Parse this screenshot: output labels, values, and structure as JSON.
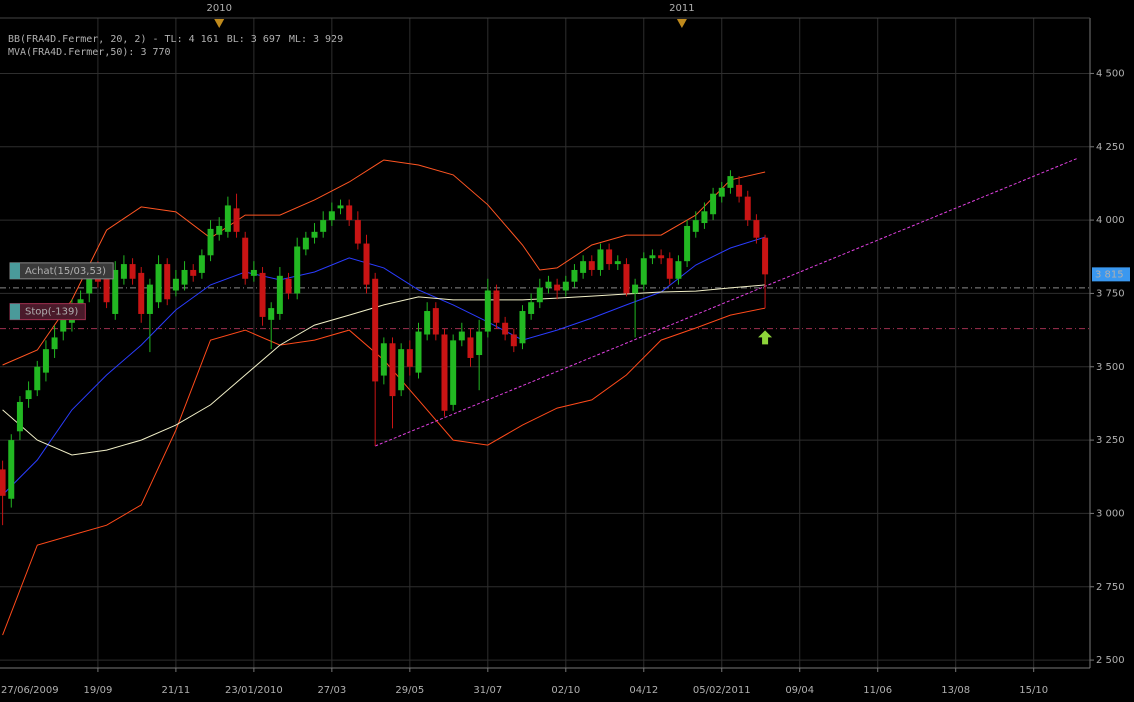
{
  "chart_data": {
    "type": "candlestick",
    "x": [
      1,
      2,
      3,
      4,
      5,
      6,
      7,
      8,
      9,
      10,
      11,
      12,
      13,
      14,
      15,
      16,
      17,
      18,
      19,
      20,
      21,
      22,
      23,
      24,
      25,
      26,
      27,
      28,
      29,
      30,
      31,
      32,
      33,
      34,
      35,
      36,
      37,
      38,
      39,
      40,
      41,
      42,
      43,
      44,
      45,
      46,
      47,
      48,
      49,
      50,
      51,
      52,
      53,
      54,
      55,
      56,
      57,
      58,
      59,
      60,
      61,
      62,
      63,
      64,
      65,
      66,
      67,
      68,
      69,
      70,
      71,
      72,
      73,
      74,
      75,
      76,
      77,
      78,
      79,
      80,
      81,
      82,
      83,
      84,
      85,
      86,
      87,
      88,
      89
    ],
    "open": [
      3150,
      3050,
      3280,
      3390,
      3420,
      3480,
      3560,
      3620,
      3650,
      3700,
      3750,
      3830,
      3800,
      3680,
      3800,
      3850,
      3820,
      3680,
      3720,
      3850,
      3760,
      3780,
      3830,
      3820,
      3880,
      3950,
      3960,
      4040,
      3940,
      3810,
      3820,
      3660,
      3680,
      3800,
      3750,
      3900,
      3940,
      3960,
      4000,
      4040,
      4050,
      4000,
      3920,
      3800,
      3470,
      3580,
      3420,
      3560,
      3480,
      3610,
      3700,
      3610,
      3370,
      3590,
      3600,
      3540,
      3620,
      3760,
      3650,
      3610,
      3580,
      3680,
      3720,
      3770,
      3780,
      3760,
      3790,
      3820,
      3860,
      3830,
      3900,
      3850,
      3850,
      3750,
      3780,
      3870,
      3880,
      3870,
      3800,
      3860,
      3960,
      3990,
      4020,
      4080,
      4110,
      4120,
      4080,
      4000,
      3940
    ],
    "high": [
      3180,
      3270,
      3400,
      3450,
      3520,
      3590,
      3640,
      3700,
      3730,
      3760,
      3840,
      3860,
      3820,
      3860,
      3880,
      3870,
      3840,
      3800,
      3880,
      3870,
      3830,
      3860,
      3850,
      3900,
      4000,
      4010,
      4080,
      4090,
      3960,
      3860,
      3840,
      3720,
      3840,
      3820,
      3940,
      3960,
      3990,
      4030,
      4060,
      4070,
      4070,
      4030,
      3950,
      3820,
      3600,
      3600,
      3580,
      3590,
      3650,
      3720,
      3720,
      3630,
      3610,
      3650,
      3630,
      3660,
      3800,
      3780,
      3670,
      3630,
      3710,
      3750,
      3800,
      3810,
      3800,
      3810,
      3850,
      3880,
      3880,
      3920,
      3920,
      3880,
      3870,
      3800,
      3890,
      3900,
      3900,
      3890,
      3880,
      4000,
      4030,
      4060,
      4110,
      4130,
      4170,
      4150,
      4100,
      4020,
      3950
    ],
    "low": [
      2960,
      3020,
      3250,
      3360,
      3400,
      3450,
      3530,
      3590,
      3620,
      3670,
      3720,
      3770,
      3700,
      3660,
      3780,
      3780,
      3650,
      3550,
      3700,
      3710,
      3740,
      3760,
      3790,
      3800,
      3860,
      3930,
      3940,
      3940,
      3780,
      3790,
      3640,
      3560,
      3660,
      3730,
      3730,
      3880,
      3920,
      3940,
      3980,
      4020,
      3980,
      3900,
      3750,
      3230,
      3440,
      3290,
      3400,
      3470,
      3460,
      3590,
      3590,
      3330,
      3350,
      3570,
      3500,
      3420,
      3600,
      3630,
      3590,
      3550,
      3560,
      3660,
      3700,
      3750,
      3730,
      3740,
      3770,
      3800,
      3810,
      3810,
      3830,
      3830,
      3740,
      3600,
      3760,
      3850,
      3850,
      3780,
      3780,
      3840,
      3940,
      3970,
      4000,
      4060,
      4090,
      4060,
      3980,
      3920,
      3700
    ],
    "close": [
      3060,
      3250,
      3380,
      3420,
      3500,
      3560,
      3600,
      3680,
      3700,
      3730,
      3810,
      3790,
      3720,
      3830,
      3850,
      3800,
      3680,
      3780,
      3850,
      3730,
      3800,
      3830,
      3810,
      3880,
      3970,
      3980,
      4050,
      3960,
      3800,
      3830,
      3670,
      3700,
      3810,
      3750,
      3910,
      3940,
      3960,
      4000,
      4030,
      4050,
      4000,
      3920,
      3780,
      3450,
      3580,
      3400,
      3560,
      3500,
      3620,
      3690,
      3610,
      3350,
      3590,
      3620,
      3530,
      3620,
      3760,
      3650,
      3610,
      3570,
      3690,
      3720,
      3770,
      3790,
      3760,
      3790,
      3830,
      3860,
      3830,
      3900,
      3850,
      3860,
      3750,
      3780,
      3870,
      3880,
      3870,
      3800,
      3860,
      3980,
      4000,
      4030,
      4090,
      4110,
      4150,
      4080,
      4000,
      3940,
      3815
    ],
    "up_color": "#22b822",
    "down_color": "#c81414",
    "series": [
      {
        "name": "BB(FRA4D.Fermer, 20, 2) - TL: 4 161",
        "color": "#ff5522",
        "x": [
          1,
          5,
          9,
          13,
          17,
          21,
          25,
          29,
          33,
          37,
          41,
          45,
          49,
          53,
          57,
          61,
          63,
          65,
          69,
          73,
          77,
          81,
          85,
          89
        ],
        "values": [
          3506,
          3557,
          3728,
          3966,
          4045,
          4028,
          3939,
          4017,
          4017,
          4069,
          4130,
          4205,
          4188,
          4154,
          4052,
          3915,
          3830,
          3837,
          3915,
          3949,
          3949,
          4017,
          4137,
          4164
        ]
      },
      {
        "name": "BL: 3 697",
        "color": "#ff4a1a",
        "x": [
          1,
          5,
          9,
          13,
          17,
          21,
          25,
          29,
          33,
          37,
          41,
          45,
          49,
          53,
          57,
          61,
          65,
          69,
          73,
          77,
          81,
          85,
          89
        ],
        "values": [
          2585,
          2892,
          2926,
          2960,
          3029,
          3284,
          3591,
          3625,
          3574,
          3591,
          3625,
          3523,
          3387,
          3250,
          3233,
          3301,
          3359,
          3387,
          3472,
          3591,
          3632,
          3676,
          3700
        ]
      },
      {
        "name": "ML: 3 929",
        "color": "#2a3cff",
        "x": [
          1,
          5,
          9,
          13,
          17,
          21,
          25,
          29,
          33,
          37,
          41,
          45,
          49,
          53,
          57,
          61,
          65,
          69,
          73,
          77,
          81,
          85,
          89
        ],
        "values": [
          3063,
          3182,
          3353,
          3472,
          3574,
          3694,
          3779,
          3823,
          3796,
          3823,
          3871,
          3837,
          3762,
          3711,
          3653,
          3591,
          3625,
          3666,
          3711,
          3755,
          3847,
          3905,
          3942
        ]
      },
      {
        "name": "MVA(FRA4D.Fermer,50): 3 770",
        "color": "#f2f0c8",
        "x": [
          1,
          5,
          9,
          13,
          17,
          21,
          25,
          29,
          33,
          37,
          41,
          45,
          49,
          53,
          57,
          61,
          65,
          69,
          73,
          77,
          81,
          85,
          89
        ],
        "values": [
          3353,
          3250,
          3199,
          3216,
          3250,
          3301,
          3370,
          3472,
          3574,
          3642,
          3676,
          3711,
          3738,
          3728,
          3728,
          3728,
          3734,
          3741,
          3748,
          3755,
          3758,
          3769,
          3779
        ]
      }
    ],
    "trendline": {
      "x": [
        44,
        125
      ],
      "values": [
        3230,
        4210
      ],
      "color": "#e040e0"
    },
    "levels": [
      {
        "label": "Achat(15/03,53)",
        "value": 3769,
        "color": "#8a8a8a"
      },
      {
        "label": "Stop(-139)",
        "value": 3630,
        "color": "#a03050"
      }
    ],
    "last_price": {
      "value": 3815,
      "label": "3 815"
    },
    "signal_arrow": {
      "x": 89,
      "value": 3600
    },
    "year_markers": [
      {
        "value": 26,
        "label": "2010"
      },
      {
        "value": 79.4,
        "label": "2011"
      }
    ],
    "xlim": [
      0.7,
      126.5
    ],
    "ylim": [
      2473,
      4689
    ],
    "xticks": [
      {
        "value": 0,
        "label": "27/06/2009"
      },
      {
        "value": 12,
        "label": "19/09"
      },
      {
        "value": 21,
        "label": "21/11"
      },
      {
        "value": 30,
        "label": "23/01/2010"
      },
      {
        "value": 39,
        "label": "27/03"
      },
      {
        "value": 48,
        "label": "29/05"
      },
      {
        "value": 57,
        "label": "31/07"
      },
      {
        "value": 66,
        "label": "02/10"
      },
      {
        "value": 75,
        "label": "04/12"
      },
      {
        "value": 84,
        "label": "05/02/2011"
      },
      {
        "value": 93,
        "label": "09/04"
      },
      {
        "value": 102,
        "label": "11/06"
      },
      {
        "value": 111,
        "label": "13/08"
      },
      {
        "value": 120,
        "label": "15/10"
      }
    ],
    "yticks": [
      {
        "value": 2500,
        "label": "2 500"
      },
      {
        "value": 2750,
        "label": "2 750"
      },
      {
        "value": 3000,
        "label": "3 000"
      },
      {
        "value": 3250,
        "label": "3 250"
      },
      {
        "value": 3500,
        "label": "3 500"
      },
      {
        "value": 3750,
        "label": "3 750"
      },
      {
        "value": 4000,
        "label": "4 000"
      },
      {
        "value": 4250,
        "label": "4 250"
      },
      {
        "value": 4500,
        "label": "4 500"
      }
    ],
    "grid": true
  }
}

+ + + + + + +

**TASK**
Work out how many lines in the entries hold the string "Fermer". Your answer should consist solely of that number.

**ANSWER TO THE PROBLEM**
2